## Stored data
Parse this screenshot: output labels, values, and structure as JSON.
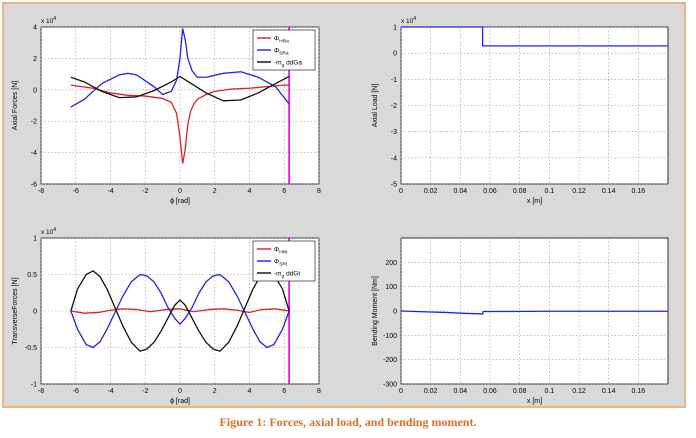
{
  "caption": "Figure 1: Forces, axial load, and bending moment.",
  "colors": {
    "red": "#e02020",
    "blue": "#2222ee",
    "black": "#111111",
    "magenta": "#dd00dd"
  },
  "chart_data": [
    {
      "type": "line",
      "xlabel": "ϕ [rad]",
      "ylabel": "Axial Forces [N]",
      "exponent": "x 10",
      "exponent_power": "4",
      "xlim": [
        -8,
        8
      ],
      "ylim": [
        -6,
        4
      ],
      "xticks": [
        -8,
        -6,
        -4,
        -2,
        0,
        2,
        4,
        6,
        8
      ],
      "yticks": [
        -6,
        -4,
        -2,
        0,
        2,
        4
      ],
      "grid": true,
      "legend_position": "top-right",
      "vline_x": 6.28,
      "series": [
        {
          "name": "Φ",
          "sub": "HRa",
          "color": "red",
          "x": [
            -6.28,
            -5,
            -4,
            -3,
            -2,
            -1,
            -0.5,
            -0.2,
            0,
            0.15,
            0.3,
            0.45,
            0.6,
            0.8,
            1,
            1.5,
            2,
            3,
            4,
            5,
            6,
            6.28
          ],
          "y": [
            0.3,
            0.1,
            -0.2,
            -0.35,
            -0.4,
            -0.55,
            -0.8,
            -1.5,
            -3,
            -4.7,
            -3.8,
            -2.2,
            -1.4,
            -0.9,
            -0.6,
            -0.3,
            -0.1,
            0.05,
            0.1,
            0.2,
            0.3,
            0.3
          ]
        },
        {
          "name": "Φ",
          "sub": "SRa",
          "color": "blue",
          "x": [
            -6.28,
            -5.5,
            -4.5,
            -3.5,
            -3,
            -2.5,
            -1.5,
            -1,
            -0.5,
            -0.2,
            0,
            0.15,
            0.3,
            0.45,
            0.7,
            1,
            1.5,
            2.5,
            3.5,
            4.5,
            5.5,
            6.28
          ],
          "y": [
            -1.1,
            -0.6,
            0.4,
            0.95,
            1.05,
            0.95,
            0.2,
            -0.3,
            -0.1,
            0.6,
            2,
            3.9,
            3.2,
            2,
            1.2,
            0.8,
            0.8,
            1.05,
            1.15,
            0.8,
            0.2,
            -0.9
          ]
        },
        {
          "name": "-m",
          "sub": "g",
          "suffix": " ddGa",
          "color": "black",
          "x": [
            -6.28,
            -5.5,
            -4.5,
            -3.5,
            -2.5,
            -1.5,
            -0.5,
            0,
            0.5,
            1.5,
            2.5,
            3.5,
            4.5,
            5.5,
            6.28
          ],
          "y": [
            0.8,
            0.5,
            -0.1,
            -0.5,
            -0.45,
            -0.05,
            0.5,
            0.85,
            0.5,
            -0.2,
            -0.7,
            -0.65,
            -0.2,
            0.4,
            0.85
          ]
        }
      ]
    },
    {
      "type": "line",
      "xlabel": "x [m]",
      "ylabel": "Axial Load [N]",
      "exponent": "x 10",
      "exponent_power": "4",
      "xlim": [
        0,
        0.18
      ],
      "ylim": [
        -5,
        1
      ],
      "xticks": [
        0,
        0.02,
        0.04,
        0.06,
        0.08,
        0.1,
        0.12,
        0.14,
        0.16
      ],
      "yticks": [
        -5,
        -4,
        -3,
        -2,
        -1,
        0,
        1
      ],
      "grid": true,
      "series": [
        {
          "color": "blue",
          "x": [
            0,
            0.055,
            0.055,
            0.18
          ],
          "y": [
            1.0,
            1.0,
            0.28,
            0.28
          ]
        }
      ]
    },
    {
      "type": "line",
      "xlabel": "ϕ [rad]",
      "ylabel": "TransverseForces [N]",
      "exponent": "x 10",
      "exponent_power": "4",
      "xlim": [
        -8,
        8
      ],
      "ylim": [
        -1,
        1
      ],
      "xticks": [
        -8,
        -6,
        -4,
        -2,
        0,
        2,
        4,
        6,
        8
      ],
      "yticks": [
        -1,
        -0.5,
        0,
        0.5,
        1
      ],
      "grid": true,
      "legend_position": "top-right",
      "vline_x": 6.28,
      "series": [
        {
          "name": "Φ",
          "sub": "HRt",
          "color": "red",
          "x": [
            -6.28,
            -5.5,
            -4.7,
            -4,
            -3.3,
            -2.5,
            -1.7,
            -0.8,
            0,
            0.8,
            1.7,
            2.5,
            3.3,
            4,
            4.7,
            5.5,
            6.28
          ],
          "y": [
            0,
            -0.03,
            -0.02,
            0.01,
            0.03,
            0.02,
            -0.01,
            0.02,
            0.03,
            -0.01,
            0.02,
            0.03,
            0.01,
            -0.02,
            0.02,
            0.03,
            0.0
          ]
        },
        {
          "name": "Φ",
          "sub": "SRt",
          "color": "blue",
          "x": [
            -6.28,
            -5.9,
            -5.4,
            -5,
            -4.6,
            -4.2,
            -3.8,
            -3.3,
            -2.8,
            -2.3,
            -1.9,
            -1.5,
            -1.1,
            -0.7,
            -0.3,
            0,
            0.3,
            0.7,
            1.1,
            1.5,
            1.9,
            2.3,
            2.8,
            3.3,
            3.8,
            4.2,
            4.6,
            5,
            5.4,
            5.9,
            6.28
          ],
          "y": [
            0,
            -0.25,
            -0.46,
            -0.5,
            -0.42,
            -0.25,
            -0.05,
            0.2,
            0.4,
            0.5,
            0.48,
            0.4,
            0.25,
            0.05,
            -0.1,
            -0.18,
            -0.1,
            0.05,
            0.25,
            0.4,
            0.48,
            0.5,
            0.4,
            0.2,
            -0.05,
            -0.25,
            -0.42,
            -0.5,
            -0.46,
            -0.25,
            0
          ]
        },
        {
          "name": "-m",
          "sub": "g",
          "suffix": " ddGt",
          "color": "black",
          "x": [
            -6.28,
            -5.9,
            -5.4,
            -5,
            -4.6,
            -4.2,
            -3.8,
            -3.3,
            -2.8,
            -2.3,
            -1.9,
            -1.5,
            -1.1,
            -0.7,
            -0.3,
            0,
            0.3,
            0.7,
            1.1,
            1.5,
            1.9,
            2.3,
            2.8,
            3.3,
            3.8,
            4.2,
            4.6,
            5,
            5.4,
            5.9,
            6.28
          ],
          "y": [
            0,
            0.3,
            0.5,
            0.55,
            0.47,
            0.3,
            0.08,
            -0.2,
            -0.43,
            -0.55,
            -0.52,
            -0.43,
            -0.28,
            -0.1,
            0.08,
            0.15,
            0.08,
            -0.1,
            -0.28,
            -0.43,
            -0.52,
            -0.55,
            -0.43,
            -0.2,
            0.08,
            0.3,
            0.47,
            0.55,
            0.5,
            0.3,
            0
          ]
        }
      ]
    },
    {
      "type": "line",
      "xlabel": "x [m]",
      "ylabel": "Bending Moment [Nm]",
      "xlim": [
        0,
        0.18
      ],
      "ylim": [
        -300,
        300
      ],
      "xticks": [
        0,
        0.02,
        0.04,
        0.06,
        0.08,
        0.1,
        0.12,
        0.14,
        0.16
      ],
      "yticks": [
        -300,
        -200,
        -100,
        0,
        100,
        200
      ],
      "grid": true,
      "series": [
        {
          "color": "blue",
          "x": [
            0,
            0.01,
            0.02,
            0.03,
            0.04,
            0.05,
            0.055,
            0.0555,
            0.07,
            0.1,
            0.14,
            0.18
          ],
          "y": [
            0,
            -2,
            -4,
            -6,
            -9,
            -11,
            -12,
            -2,
            -2,
            -1,
            -1,
            -1
          ]
        }
      ]
    }
  ]
}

## SHORT TASK
Each line of the data should be quoted exactly, with pictures left out.

## SOLUTION BELOW
Parse this screenshot: output labels, values, and structure as JSON.
{
  "caption": "Figure 1: Forces, axial load, and bending moment.",
  "colors": {
    "red": "#e02020",
    "blue": "#2222ee",
    "black": "#111111",
    "magenta": "#dd00dd"
  },
  "chart_data": [
    {
      "type": "line",
      "xlabel": "ϕ [rad]",
      "ylabel": "Axial Forces [N]",
      "exponent": "x 10",
      "exponent_power": "4",
      "xlim": [
        -8,
        8
      ],
      "ylim": [
        -6,
        4
      ],
      "xticks": [
        -8,
        -6,
        -4,
        -2,
        0,
        2,
        4,
        6,
        8
      ],
      "yticks": [
        -6,
        -4,
        -2,
        0,
        2,
        4
      ],
      "grid": true,
      "legend_position": "top-right",
      "vline_x": 6.28,
      "series": [
        {
          "name": "Φ",
          "sub": "HRa",
          "color": "red",
          "x": [
            -6.28,
            -5,
            -4,
            -3,
            -2,
            -1,
            -0.5,
            -0.2,
            0,
            0.15,
            0.3,
            0.45,
            0.6,
            0.8,
            1,
            1.5,
            2,
            3,
            4,
            5,
            6,
            6.28
          ],
          "y": [
            0.3,
            0.1,
            -0.2,
            -0.35,
            -0.4,
            -0.55,
            -0.8,
            -1.5,
            -3,
            -4.7,
            -3.8,
            -2.2,
            -1.4,
            -0.9,
            -0.6,
            -0.3,
            -0.1,
            0.05,
            0.1,
            0.2,
            0.3,
            0.3
          ]
        },
        {
          "name": "Φ",
          "sub": "SRa",
          "color": "blue",
          "x": [
            -6.28,
            -5.5,
            -4.5,
            -3.5,
            -3,
            -2.5,
            -1.5,
            -1,
            -0.5,
            -0.2,
            0,
            0.15,
            0.3,
            0.45,
            0.7,
            1,
            1.5,
            2.5,
            3.5,
            4.5,
            5.5,
            6.28
          ],
          "y": [
            -1.1,
            -0.6,
            0.4,
            0.95,
            1.05,
            0.95,
            0.2,
            -0.3,
            -0.1,
            0.6,
            2,
            3.9,
            3.2,
            2,
            1.2,
            0.8,
            0.8,
            1.05,
            1.15,
            0.8,
            0.2,
            -0.9
          ]
        },
        {
          "name": "-m",
          "sub": "g",
          "suffix": " ddGa",
          "color": "black",
          "x": [
            -6.28,
            -5.5,
            -4.5,
            -3.5,
            -2.5,
            -1.5,
            -0.5,
            0,
            0.5,
            1.5,
            2.5,
            3.5,
            4.5,
            5.5,
            6.28
          ],
          "y": [
            0.8,
            0.5,
            -0.1,
            -0.5,
            -0.45,
            -0.05,
            0.5,
            0.85,
            0.5,
            -0.2,
            -0.7,
            -0.65,
            -0.2,
            0.4,
            0.85
          ]
        }
      ]
    },
    {
      "type": "line",
      "xlabel": "x [m]",
      "ylabel": "Axial Load [N]",
      "exponent": "x 10",
      "exponent_power": "4",
      "xlim": [
        0,
        0.18
      ],
      "ylim": [
        -5,
        1
      ],
      "xticks": [
        0,
        0.02,
        0.04,
        0.06,
        0.08,
        0.1,
        0.12,
        0.14,
        0.16
      ],
      "yticks": [
        -5,
        -4,
        -3,
        -2,
        -1,
        0,
        1
      ],
      "grid": true,
      "series": [
        {
          "color": "blue",
          "x": [
            0,
            0.055,
            0.055,
            0.18
          ],
          "y": [
            1.0,
            1.0,
            0.28,
            0.28
          ]
        }
      ]
    },
    {
      "type": "line",
      "xlabel": "ϕ [rad]",
      "ylabel": "TransverseForces [N]",
      "exponent": "x 10",
      "exponent_power": "4",
      "xlim": [
        -8,
        8
      ],
      "ylim": [
        -1,
        1
      ],
      "xticks": [
        -8,
        -6,
        -4,
        -2,
        0,
        2,
        4,
        6,
        8
      ],
      "yticks": [
        -1,
        -0.5,
        0,
        0.5,
        1
      ],
      "grid": true,
      "legend_position": "top-right",
      "vline_x": 6.28,
      "series": [
        {
          "name": "Φ",
          "sub": "HRt",
          "color": "red",
          "x": [
            -6.28,
            -5.5,
            -4.7,
            -4,
            -3.3,
            -2.5,
            -1.7,
            -0.8,
            0,
            0.8,
            1.7,
            2.5,
            3.3,
            4,
            4.7,
            5.5,
            6.28
          ],
          "y": [
            0,
            -0.03,
            -0.02,
            0.01,
            0.03,
            0.02,
            -0.01,
            0.02,
            0.03,
            -0.01,
            0.02,
            0.03,
            0.01,
            -0.02,
            0.02,
            0.03,
            0.0
          ]
        },
        {
          "name": "Φ",
          "sub": "SRt",
          "color": "blue",
          "x": [
            -6.28,
            -5.9,
            -5.4,
            -5,
            -4.6,
            -4.2,
            -3.8,
            -3.3,
            -2.8,
            -2.3,
            -1.9,
            -1.5,
            -1.1,
            -0.7,
            -0.3,
            0,
            0.3,
            0.7,
            1.1,
            1.5,
            1.9,
            2.3,
            2.8,
            3.3,
            3.8,
            4.2,
            4.6,
            5,
            5.4,
            5.9,
            6.28
          ],
          "y": [
            0,
            -0.25,
            -0.46,
            -0.5,
            -0.42,
            -0.25,
            -0.05,
            0.2,
            0.4,
            0.5,
            0.48,
            0.4,
            0.25,
            0.05,
            -0.1,
            -0.18,
            -0.1,
            0.05,
            0.25,
            0.4,
            0.48,
            0.5,
            0.4,
            0.2,
            -0.05,
            -0.25,
            -0.42,
            -0.5,
            -0.46,
            -0.25,
            0
          ]
        },
        {
          "name": "-m",
          "sub": "g",
          "suffix": " ddGt",
          "color": "black",
          "x": [
            -6.28,
            -5.9,
            -5.4,
            -5,
            -4.6,
            -4.2,
            -3.8,
            -3.3,
            -2.8,
            -2.3,
            -1.9,
            -1.5,
            -1.1,
            -0.7,
            -0.3,
            0,
            0.3,
            0.7,
            1.1,
            1.5,
            1.9,
            2.3,
            2.8,
            3.3,
            3.8,
            4.2,
            4.6,
            5,
            5.4,
            5.9,
            6.28
          ],
          "y": [
            0,
            0.3,
            0.5,
            0.55,
            0.47,
            0.3,
            0.08,
            -0.2,
            -0.43,
            -0.55,
            -0.52,
            -0.43,
            -0.28,
            -0.1,
            0.08,
            0.15,
            0.08,
            -0.1,
            -0.28,
            -0.43,
            -0.52,
            -0.55,
            -0.43,
            -0.2,
            0.08,
            0.3,
            0.47,
            0.55,
            0.5,
            0.3,
            0
          ]
        }
      ]
    },
    {
      "type": "line",
      "xlabel": "x [m]",
      "ylabel": "Bending Moment [Nm]",
      "xlim": [
        0,
        0.18
      ],
      "ylim": [
        -300,
        300
      ],
      "xticks": [
        0,
        0.02,
        0.04,
        0.06,
        0.08,
        0.1,
        0.12,
        0.14,
        0.16
      ],
      "yticks": [
        -300,
        -200,
        -100,
        0,
        100,
        200
      ],
      "grid": true,
      "series": [
        {
          "color": "blue",
          "x": [
            0,
            0.01,
            0.02,
            0.03,
            0.04,
            0.05,
            0.055,
            0.0555,
            0.07,
            0.1,
            0.14,
            0.18
          ],
          "y": [
            0,
            -2,
            -4,
            -6,
            -9,
            -11,
            -12,
            -2,
            -2,
            -1,
            -1,
            -1
          ]
        }
      ]
    }
  ]
}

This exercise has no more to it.